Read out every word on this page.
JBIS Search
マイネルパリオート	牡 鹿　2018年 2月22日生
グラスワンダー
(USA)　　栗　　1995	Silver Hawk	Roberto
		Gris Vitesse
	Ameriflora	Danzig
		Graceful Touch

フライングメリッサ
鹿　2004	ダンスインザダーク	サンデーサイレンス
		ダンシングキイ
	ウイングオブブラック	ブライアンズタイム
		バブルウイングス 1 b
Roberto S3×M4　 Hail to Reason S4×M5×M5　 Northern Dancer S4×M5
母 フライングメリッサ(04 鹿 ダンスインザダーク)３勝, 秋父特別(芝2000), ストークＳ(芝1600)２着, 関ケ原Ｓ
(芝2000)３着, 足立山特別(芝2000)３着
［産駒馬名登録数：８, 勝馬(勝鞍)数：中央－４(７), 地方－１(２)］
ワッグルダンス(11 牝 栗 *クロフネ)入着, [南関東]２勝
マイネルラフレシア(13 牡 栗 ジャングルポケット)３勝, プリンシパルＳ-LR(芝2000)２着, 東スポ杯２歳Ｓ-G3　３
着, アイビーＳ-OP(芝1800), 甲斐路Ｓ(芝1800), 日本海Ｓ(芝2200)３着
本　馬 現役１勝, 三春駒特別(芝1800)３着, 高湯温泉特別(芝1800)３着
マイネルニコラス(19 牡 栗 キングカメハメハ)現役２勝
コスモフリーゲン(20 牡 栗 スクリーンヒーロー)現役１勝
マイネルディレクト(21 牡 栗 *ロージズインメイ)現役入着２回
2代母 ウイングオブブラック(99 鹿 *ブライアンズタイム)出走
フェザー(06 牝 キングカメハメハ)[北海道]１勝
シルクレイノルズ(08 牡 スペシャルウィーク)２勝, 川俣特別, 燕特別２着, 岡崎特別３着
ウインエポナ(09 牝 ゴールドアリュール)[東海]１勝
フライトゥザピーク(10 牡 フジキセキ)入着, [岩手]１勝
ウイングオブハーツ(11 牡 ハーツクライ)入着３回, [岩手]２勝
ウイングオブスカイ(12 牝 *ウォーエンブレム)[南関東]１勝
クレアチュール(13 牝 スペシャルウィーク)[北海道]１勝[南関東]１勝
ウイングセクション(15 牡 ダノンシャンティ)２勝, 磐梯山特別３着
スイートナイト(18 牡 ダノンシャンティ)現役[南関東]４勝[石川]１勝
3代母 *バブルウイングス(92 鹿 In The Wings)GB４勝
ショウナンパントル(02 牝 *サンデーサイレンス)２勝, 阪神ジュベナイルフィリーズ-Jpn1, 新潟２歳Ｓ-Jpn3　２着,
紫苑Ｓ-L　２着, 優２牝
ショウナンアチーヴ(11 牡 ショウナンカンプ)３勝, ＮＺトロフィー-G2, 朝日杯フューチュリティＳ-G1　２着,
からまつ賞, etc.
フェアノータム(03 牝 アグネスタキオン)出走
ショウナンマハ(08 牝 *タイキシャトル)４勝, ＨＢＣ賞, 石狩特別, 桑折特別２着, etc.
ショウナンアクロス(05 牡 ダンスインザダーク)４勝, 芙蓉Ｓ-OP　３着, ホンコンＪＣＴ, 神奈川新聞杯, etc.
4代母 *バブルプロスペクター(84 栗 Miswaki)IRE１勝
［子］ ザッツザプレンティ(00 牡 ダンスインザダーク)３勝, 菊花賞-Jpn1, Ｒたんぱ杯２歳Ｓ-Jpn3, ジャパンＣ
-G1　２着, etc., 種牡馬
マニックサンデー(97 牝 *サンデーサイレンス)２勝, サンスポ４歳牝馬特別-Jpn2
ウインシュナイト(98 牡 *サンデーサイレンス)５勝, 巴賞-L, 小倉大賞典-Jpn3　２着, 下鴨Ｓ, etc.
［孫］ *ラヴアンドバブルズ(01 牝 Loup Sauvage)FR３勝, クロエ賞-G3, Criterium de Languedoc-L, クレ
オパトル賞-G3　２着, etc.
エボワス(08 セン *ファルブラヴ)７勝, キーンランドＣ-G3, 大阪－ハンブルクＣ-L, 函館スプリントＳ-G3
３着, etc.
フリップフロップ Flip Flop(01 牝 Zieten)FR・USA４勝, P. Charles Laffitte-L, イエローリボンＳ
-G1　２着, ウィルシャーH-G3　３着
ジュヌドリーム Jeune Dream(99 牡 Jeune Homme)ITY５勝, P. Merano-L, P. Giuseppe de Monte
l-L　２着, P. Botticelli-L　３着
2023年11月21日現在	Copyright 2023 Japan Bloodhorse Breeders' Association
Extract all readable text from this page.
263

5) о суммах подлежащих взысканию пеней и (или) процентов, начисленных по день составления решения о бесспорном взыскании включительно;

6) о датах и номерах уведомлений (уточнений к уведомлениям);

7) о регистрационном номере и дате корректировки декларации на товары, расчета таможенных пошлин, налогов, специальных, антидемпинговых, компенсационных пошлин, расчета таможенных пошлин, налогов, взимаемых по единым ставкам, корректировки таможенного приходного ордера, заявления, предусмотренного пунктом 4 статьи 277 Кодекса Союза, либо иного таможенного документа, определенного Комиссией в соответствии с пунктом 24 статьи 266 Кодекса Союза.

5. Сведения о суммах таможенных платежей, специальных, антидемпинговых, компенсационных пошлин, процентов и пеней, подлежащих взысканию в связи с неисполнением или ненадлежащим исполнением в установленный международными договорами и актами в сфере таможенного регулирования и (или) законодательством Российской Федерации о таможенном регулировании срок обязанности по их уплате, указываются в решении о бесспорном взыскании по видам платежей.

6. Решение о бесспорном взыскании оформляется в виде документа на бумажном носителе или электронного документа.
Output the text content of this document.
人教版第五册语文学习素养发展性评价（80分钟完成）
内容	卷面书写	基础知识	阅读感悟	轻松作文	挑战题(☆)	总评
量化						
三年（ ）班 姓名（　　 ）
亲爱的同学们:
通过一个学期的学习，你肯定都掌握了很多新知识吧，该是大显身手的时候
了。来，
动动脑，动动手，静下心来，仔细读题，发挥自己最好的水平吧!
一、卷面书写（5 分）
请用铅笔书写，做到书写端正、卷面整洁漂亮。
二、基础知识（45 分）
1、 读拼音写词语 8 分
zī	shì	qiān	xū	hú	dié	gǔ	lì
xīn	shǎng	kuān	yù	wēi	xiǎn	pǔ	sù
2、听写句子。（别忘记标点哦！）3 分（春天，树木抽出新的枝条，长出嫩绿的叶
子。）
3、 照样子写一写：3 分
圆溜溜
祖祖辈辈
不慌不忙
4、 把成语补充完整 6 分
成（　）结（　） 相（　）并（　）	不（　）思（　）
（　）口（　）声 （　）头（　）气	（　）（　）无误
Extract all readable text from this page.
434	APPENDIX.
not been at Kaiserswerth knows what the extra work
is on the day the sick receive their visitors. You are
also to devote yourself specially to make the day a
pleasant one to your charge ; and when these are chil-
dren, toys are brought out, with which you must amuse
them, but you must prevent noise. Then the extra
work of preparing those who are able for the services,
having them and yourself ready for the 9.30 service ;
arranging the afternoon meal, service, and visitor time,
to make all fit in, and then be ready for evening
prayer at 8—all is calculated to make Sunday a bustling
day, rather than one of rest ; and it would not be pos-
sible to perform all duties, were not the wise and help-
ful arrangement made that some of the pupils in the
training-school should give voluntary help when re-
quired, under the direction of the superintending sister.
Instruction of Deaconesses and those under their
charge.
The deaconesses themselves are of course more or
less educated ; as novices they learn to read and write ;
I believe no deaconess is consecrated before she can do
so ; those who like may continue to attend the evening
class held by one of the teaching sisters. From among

****************************************

[Written exercise]
State the count of lines with the word "yourself" in them, and write nothing else.

[Response to this exercise]
2